(Figure content listings)
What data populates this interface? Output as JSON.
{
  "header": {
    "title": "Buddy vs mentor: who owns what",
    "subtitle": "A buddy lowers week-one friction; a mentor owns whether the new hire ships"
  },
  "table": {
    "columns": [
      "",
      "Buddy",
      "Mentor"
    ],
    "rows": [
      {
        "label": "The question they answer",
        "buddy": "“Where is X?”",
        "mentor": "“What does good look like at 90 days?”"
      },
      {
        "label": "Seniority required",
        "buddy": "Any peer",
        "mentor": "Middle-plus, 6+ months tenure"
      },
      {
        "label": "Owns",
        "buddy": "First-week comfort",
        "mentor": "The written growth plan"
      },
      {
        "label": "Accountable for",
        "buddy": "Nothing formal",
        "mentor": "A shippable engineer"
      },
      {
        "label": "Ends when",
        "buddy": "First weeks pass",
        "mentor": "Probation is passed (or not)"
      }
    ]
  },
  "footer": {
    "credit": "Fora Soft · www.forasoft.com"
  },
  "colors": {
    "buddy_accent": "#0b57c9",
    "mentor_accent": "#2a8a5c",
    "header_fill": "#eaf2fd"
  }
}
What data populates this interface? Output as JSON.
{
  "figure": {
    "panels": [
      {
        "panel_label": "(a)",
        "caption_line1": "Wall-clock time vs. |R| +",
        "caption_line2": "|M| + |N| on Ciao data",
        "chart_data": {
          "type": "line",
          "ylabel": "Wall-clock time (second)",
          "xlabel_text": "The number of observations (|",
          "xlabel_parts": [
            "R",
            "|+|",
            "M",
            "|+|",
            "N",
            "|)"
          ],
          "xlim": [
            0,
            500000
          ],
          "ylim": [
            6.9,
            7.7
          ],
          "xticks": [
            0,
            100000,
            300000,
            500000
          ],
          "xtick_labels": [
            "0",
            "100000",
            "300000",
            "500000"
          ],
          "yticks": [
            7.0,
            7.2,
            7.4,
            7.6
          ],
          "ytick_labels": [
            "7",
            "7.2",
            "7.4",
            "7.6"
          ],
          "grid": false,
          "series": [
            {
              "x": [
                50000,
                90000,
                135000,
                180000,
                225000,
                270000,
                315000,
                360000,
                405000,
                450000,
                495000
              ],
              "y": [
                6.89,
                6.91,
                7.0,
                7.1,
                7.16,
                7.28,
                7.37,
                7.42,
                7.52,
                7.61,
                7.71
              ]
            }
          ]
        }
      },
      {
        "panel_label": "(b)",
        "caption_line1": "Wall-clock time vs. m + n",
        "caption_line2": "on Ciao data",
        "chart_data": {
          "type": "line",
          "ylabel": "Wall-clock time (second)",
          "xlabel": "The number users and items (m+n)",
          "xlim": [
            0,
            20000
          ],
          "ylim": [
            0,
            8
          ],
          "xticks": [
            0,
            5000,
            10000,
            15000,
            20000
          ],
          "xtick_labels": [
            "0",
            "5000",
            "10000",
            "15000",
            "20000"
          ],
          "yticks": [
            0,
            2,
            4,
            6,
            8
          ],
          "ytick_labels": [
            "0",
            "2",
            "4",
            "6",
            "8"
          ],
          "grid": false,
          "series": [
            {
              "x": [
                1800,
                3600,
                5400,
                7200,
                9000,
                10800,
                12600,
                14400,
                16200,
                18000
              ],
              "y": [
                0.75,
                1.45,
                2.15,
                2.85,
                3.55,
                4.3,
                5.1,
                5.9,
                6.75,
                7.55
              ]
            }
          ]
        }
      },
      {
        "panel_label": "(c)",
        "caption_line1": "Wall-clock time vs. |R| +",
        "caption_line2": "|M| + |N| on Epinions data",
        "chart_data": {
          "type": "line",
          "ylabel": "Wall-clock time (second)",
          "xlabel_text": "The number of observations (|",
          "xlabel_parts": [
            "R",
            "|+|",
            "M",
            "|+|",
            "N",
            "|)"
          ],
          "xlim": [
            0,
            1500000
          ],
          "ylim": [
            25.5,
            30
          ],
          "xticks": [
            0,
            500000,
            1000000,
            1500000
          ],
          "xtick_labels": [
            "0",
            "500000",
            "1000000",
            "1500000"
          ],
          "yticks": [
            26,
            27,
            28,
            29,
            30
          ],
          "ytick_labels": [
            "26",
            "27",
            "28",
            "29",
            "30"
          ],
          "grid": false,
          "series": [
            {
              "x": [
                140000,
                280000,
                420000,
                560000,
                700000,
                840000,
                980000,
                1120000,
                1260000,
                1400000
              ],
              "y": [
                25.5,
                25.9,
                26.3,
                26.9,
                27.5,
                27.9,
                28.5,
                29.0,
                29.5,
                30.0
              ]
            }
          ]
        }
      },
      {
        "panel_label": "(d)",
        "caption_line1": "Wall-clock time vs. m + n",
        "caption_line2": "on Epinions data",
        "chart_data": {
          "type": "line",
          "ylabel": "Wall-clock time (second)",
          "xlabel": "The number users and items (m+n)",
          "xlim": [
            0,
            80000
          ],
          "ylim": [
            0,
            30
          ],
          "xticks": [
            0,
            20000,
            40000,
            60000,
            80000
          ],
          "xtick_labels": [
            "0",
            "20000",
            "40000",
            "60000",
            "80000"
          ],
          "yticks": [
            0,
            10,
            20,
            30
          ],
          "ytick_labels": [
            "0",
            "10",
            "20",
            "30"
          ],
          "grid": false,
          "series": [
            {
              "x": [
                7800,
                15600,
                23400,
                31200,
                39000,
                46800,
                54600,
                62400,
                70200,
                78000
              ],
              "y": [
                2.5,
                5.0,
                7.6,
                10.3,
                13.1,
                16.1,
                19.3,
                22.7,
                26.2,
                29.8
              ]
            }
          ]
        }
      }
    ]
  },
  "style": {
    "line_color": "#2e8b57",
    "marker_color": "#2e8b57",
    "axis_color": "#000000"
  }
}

* _Exercise aim_:
Write out all of the records once more, exactly.

* _Complete output_:
What data populates this interface? Output as JSON.
{
  "header": {
    "title": "Buddy vs mentor: who owns what",
    "subtitle": "A buddy lowers week-one friction; a mentor owns whether the new hire ships"
  },
  "table": {
    "columns": [
      "",
      "Buddy",
      "Mentor"
    ],
    "rows": [
      {
        "label": "The question they answer",
        "buddy": "“Where is X?”",
        "mentor": "“What does good look like at 90 days?”"
      },
      {
        "label": "Seniority required",
        "buddy": "Any peer",
        "mentor": "Middle-plus, 6+ months tenure"
      },
      {
        "label": "Owns",
        "buddy": "First-week comfort",
        "mentor": "The written growth plan"
      },
      {
        "label": "Accountable for",
        "buddy": "Nothing formal",
        "mentor": "A shippable engineer"
      },
      {
        "label": "Ends when",
        "buddy": "First weeks pass",
        "mentor": "Probation is passed (or not)"
      }
    ]
  },
  "footer": {
    "credit": "Fora Soft · www.forasoft.com"
  },
  "colors": {
    "buddy_accent": "#0b57c9",
    "mentor_accent": "#2a8a5c",
    "header_fill": "#eaf2fd"
  }
}
What data populates this interface? Output as JSON.
{
  "figure": {
    "panels": [
      {
        "panel_label": "(a)",
        "caption_line1": "Wall-clock time vs. |R| +",
        "caption_line2": "|M| + |N| on Ciao data",
        "chart_data": {
          "type": "line",
          "ylabel": "Wall-clock time (second)",
          "xlabel_text": "The number of observations (|",
          "xlabel_parts": [
            "R",
            "|+|",
            "M",
            "|+|",
            "N",
            "|)"
          ],
          "xlim": [
            0,
            500000
          ],
          "ylim": [
            6.9,
            7.7
          ],
          "xticks": [
            0,
            100000,
            300000,
            500000
          ],
          "xtick_labels": [
            "0",
            "100000",
            "300000",
            "500000"
          ],
          "yticks": [
            7.0,
            7.2,
            7.4,
            7.6
          ],
          "ytick_labels": [
            "7",
            "7.2",
            "7.4",
            "7.6"
          ],
          "grid": false,
          "series": [
            {
              "x": [
                50000,
                90000,
                135000,
                180000,
                225000,
                270000,
                315000,
                360000,
                405000,
                450000,
                495000
              ],
              "y": [
                6.89,
                6.91,
                7.0,
                7.1,
                7.16,
                7.28,
                7.37,
                7.42,
                7.52,
                7.61,
                7.71
              ]
            }
          ]
        }
      },
      {
        "panel_label": "(b)",
        "caption_line1": "Wall-clock time vs. m + n",
        "caption_line2": "on Ciao data",
        "chart_data": {
          "type": "line",
          "ylabel": "Wall-clock time (second)",
          "xlabel": "The number users and items (m+n)",
          "xlim": [
            0,
            20000
          ],
          "ylim": [
            0,
            8
          ],
          "xticks": [
            0,
            5000,
            10000,
            15000,
            20000
          ],
          "xtick_labels": [
            "0",
            "5000",
            "10000",
            "15000",
            "20000"
          ],
          "yticks": [
            0,
            2,
            4,
            6,
            8
          ],
          "ytick_labels": [
            "0",
            "2",
            "4",
            "6",
            "8"
          ],
          "grid": false,
          "series": [
            {
              "x": [
                1800,
                3600,
                5400,
                7200,
                9000,
                10800,
                12600,
                14400,
                16200,
                18000
              ],
              "y": [
                0.75,
                1.45,
                2.15,
                2.85,
                3.55,
                4.3,
                5.1,
                5.9,
                6.75,
                7.55
              ]
            }
          ]
        }
      },
      {
        "panel_label": "(c)",
        "caption_line1": "Wall-clock time vs. |R| +",
        "caption_line2": "|M| + |N| on Epinions data",
        "chart_data": {
          "type": "line",
          "ylabel": "Wall-clock time (second)",
          "xlabel_text": "The number of observations (|",
          "xlabel_parts": [
            "R",
            "|+|",
            "M",
            "|+|",
            "N",
            "|)"
          ],
          "xlim": [
            0,
            1500000
          ],
          "ylim": [
            25.5,
            30
          ],
          "xticks": [
            0,
            500000,
            1000000,
            1500000
          ],
          "xtick_labels": [
            "0",
            "500000",
            "1000000",
            "1500000"
          ],
          "yticks": [
            26,
            27,
            28,
            29,
            30
          ],
          "ytick_labels": [
            "26",
            "27",
            "28",
            "29",
            "30"
          ],
          "grid": false,
          "series": [
            {
              "x": [
                140000,
                280000,
                420000,
                560000,
                700000,
                840000,
                980000,
                1120000,
                1260000,
                1400000
              ],
              "y": [
                25.5,
                25.9,
                26.3,
                26.9,
                27.5,
                27.9,
                28.5,
                29.0,
                29.5,
                30.0
              ]
            }
          ]
        }
      },
      {
        "panel_label": "(d)",
        "caption_line1": "Wall-clock time vs. m + n",
        "caption_line2": "on Epinions data",
        "chart_data": {
          "type": "line",
          "ylabel": "Wall-clock time (second)",
          "xlabel": "The number users and items (m+n)",
          "xlim": [
            0,
            80000
          ],
          "ylim": [
            0,
            30
          ],
          "xticks": [
            0,
            20000,
            40000,
            60000,
            80000
          ],
          "xtick_labels": [
            "0",
            "20000",
            "40000",
            "60000",
            "80000"
          ],
          "yticks": [
            0,
            10,
            20,
            30
          ],
          "ytick_labels": [
            "0",
            "10",
            "20",
            "30"
          ],
          "grid": false,
          "series": [
            {
              "x": [
                7800,
                15600,
                23400,
                31200,
                39000,
                46800,
                54600,
                62400,
                70200,
                78000
              ],
              "y": [
                2.5,
                5.0,
                7.6,
                10.3,
                13.1,
                16.1,
                19.3,
                22.7,
                26.2,
                29.8
              ]
            }
          ]
        }
      }
    ]
  },
  "style": {
    "line_color": "#2e8b57",
    "marker_color": "#2e8b57",
    "axis_color": "#000000"
  }
}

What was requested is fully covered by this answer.